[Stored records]

┄┄┄┄┄┄┄┄┄┄┄┄┄┄┄┄┄┄┄┄

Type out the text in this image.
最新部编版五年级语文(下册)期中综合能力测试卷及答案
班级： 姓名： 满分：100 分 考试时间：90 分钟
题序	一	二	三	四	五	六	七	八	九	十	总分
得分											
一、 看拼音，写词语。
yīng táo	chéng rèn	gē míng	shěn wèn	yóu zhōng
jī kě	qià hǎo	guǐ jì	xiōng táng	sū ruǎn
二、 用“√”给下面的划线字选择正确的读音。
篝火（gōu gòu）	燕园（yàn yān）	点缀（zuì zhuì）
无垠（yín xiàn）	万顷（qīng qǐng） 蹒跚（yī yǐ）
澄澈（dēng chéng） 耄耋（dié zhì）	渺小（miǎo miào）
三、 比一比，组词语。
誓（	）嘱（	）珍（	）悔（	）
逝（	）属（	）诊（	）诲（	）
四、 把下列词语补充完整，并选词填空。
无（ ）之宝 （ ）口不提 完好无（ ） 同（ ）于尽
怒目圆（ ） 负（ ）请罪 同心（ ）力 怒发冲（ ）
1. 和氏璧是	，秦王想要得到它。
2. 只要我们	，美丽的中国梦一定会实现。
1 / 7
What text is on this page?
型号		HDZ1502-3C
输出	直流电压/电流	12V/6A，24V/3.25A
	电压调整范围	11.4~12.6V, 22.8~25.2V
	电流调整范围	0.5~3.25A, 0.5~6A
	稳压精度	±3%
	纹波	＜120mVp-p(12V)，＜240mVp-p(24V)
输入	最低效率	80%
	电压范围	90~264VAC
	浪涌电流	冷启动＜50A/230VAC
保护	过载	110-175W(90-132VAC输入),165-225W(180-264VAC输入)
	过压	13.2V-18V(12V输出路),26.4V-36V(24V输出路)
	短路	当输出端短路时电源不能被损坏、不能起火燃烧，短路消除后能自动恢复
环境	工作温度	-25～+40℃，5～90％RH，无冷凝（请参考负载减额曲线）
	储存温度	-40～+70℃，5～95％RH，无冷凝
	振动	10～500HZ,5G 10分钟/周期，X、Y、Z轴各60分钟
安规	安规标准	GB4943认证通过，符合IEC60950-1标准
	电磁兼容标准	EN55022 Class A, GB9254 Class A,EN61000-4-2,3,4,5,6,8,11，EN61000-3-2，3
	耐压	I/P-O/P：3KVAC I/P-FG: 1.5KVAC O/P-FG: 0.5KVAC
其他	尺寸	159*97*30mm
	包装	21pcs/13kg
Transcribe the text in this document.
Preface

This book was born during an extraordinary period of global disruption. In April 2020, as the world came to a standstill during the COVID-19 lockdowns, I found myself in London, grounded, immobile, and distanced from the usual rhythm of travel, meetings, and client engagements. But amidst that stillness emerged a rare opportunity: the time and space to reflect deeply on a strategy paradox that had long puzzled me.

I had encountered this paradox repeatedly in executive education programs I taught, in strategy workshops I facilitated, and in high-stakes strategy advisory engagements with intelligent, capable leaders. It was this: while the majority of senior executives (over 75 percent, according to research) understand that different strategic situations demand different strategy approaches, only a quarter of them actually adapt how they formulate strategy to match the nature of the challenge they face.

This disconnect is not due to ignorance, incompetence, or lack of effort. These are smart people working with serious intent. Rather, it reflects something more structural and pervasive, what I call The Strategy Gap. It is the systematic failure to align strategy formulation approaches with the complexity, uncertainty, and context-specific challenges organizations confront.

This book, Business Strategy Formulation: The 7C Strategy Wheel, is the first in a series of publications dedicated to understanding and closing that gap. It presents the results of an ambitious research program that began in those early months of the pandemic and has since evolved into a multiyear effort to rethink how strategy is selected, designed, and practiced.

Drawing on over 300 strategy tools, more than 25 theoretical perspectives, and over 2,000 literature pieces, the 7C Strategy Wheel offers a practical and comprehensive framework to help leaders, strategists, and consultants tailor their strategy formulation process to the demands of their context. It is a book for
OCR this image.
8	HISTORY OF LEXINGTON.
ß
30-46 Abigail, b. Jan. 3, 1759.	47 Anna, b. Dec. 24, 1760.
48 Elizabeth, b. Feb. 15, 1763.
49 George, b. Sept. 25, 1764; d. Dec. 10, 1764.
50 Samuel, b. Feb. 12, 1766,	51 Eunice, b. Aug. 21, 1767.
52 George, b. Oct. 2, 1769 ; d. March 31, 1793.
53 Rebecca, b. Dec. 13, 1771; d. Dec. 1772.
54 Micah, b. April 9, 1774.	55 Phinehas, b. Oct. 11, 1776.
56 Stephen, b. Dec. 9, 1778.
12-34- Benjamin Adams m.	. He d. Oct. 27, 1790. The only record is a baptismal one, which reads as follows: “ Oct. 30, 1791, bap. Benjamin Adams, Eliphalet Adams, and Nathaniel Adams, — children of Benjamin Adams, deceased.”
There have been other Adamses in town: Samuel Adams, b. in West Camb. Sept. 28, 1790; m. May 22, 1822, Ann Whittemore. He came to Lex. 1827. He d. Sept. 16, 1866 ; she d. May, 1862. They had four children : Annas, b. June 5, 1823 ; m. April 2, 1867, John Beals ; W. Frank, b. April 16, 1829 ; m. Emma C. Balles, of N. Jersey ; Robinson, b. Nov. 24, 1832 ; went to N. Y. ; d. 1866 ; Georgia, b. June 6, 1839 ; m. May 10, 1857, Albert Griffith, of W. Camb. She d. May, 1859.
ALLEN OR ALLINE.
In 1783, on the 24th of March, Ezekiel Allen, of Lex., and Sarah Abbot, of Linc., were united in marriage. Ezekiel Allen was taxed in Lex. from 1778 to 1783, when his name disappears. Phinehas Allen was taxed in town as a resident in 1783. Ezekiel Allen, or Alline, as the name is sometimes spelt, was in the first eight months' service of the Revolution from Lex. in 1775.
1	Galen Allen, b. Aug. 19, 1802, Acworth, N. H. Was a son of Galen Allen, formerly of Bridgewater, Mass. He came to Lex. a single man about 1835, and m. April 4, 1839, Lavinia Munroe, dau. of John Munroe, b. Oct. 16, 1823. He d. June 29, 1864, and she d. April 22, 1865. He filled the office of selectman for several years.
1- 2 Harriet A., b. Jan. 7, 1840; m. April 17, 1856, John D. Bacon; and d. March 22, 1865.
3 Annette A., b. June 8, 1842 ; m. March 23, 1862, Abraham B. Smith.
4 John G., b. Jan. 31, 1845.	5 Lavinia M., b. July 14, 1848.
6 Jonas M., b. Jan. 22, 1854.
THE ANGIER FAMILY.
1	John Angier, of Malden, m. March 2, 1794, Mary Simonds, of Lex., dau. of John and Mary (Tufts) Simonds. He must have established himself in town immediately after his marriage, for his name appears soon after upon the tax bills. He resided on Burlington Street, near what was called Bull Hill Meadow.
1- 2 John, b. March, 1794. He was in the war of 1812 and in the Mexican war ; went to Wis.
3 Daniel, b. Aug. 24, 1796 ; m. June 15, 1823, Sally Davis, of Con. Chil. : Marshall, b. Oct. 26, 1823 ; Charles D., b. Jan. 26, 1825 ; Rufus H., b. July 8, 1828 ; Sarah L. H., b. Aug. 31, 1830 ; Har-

┄┄┄┄┄┄┄┄┄┄┄┄┄┄┄┄┄┄┄┄

◆ Exercise goal ◆
Copy each line from the data above that includes "George".

◆ Answer below ◆
49 George, b. Sept. 25, 1764; d. Dec. 10, 1764.
52 George, b. Oct. 2, 1769 ; d. March 31, 1793.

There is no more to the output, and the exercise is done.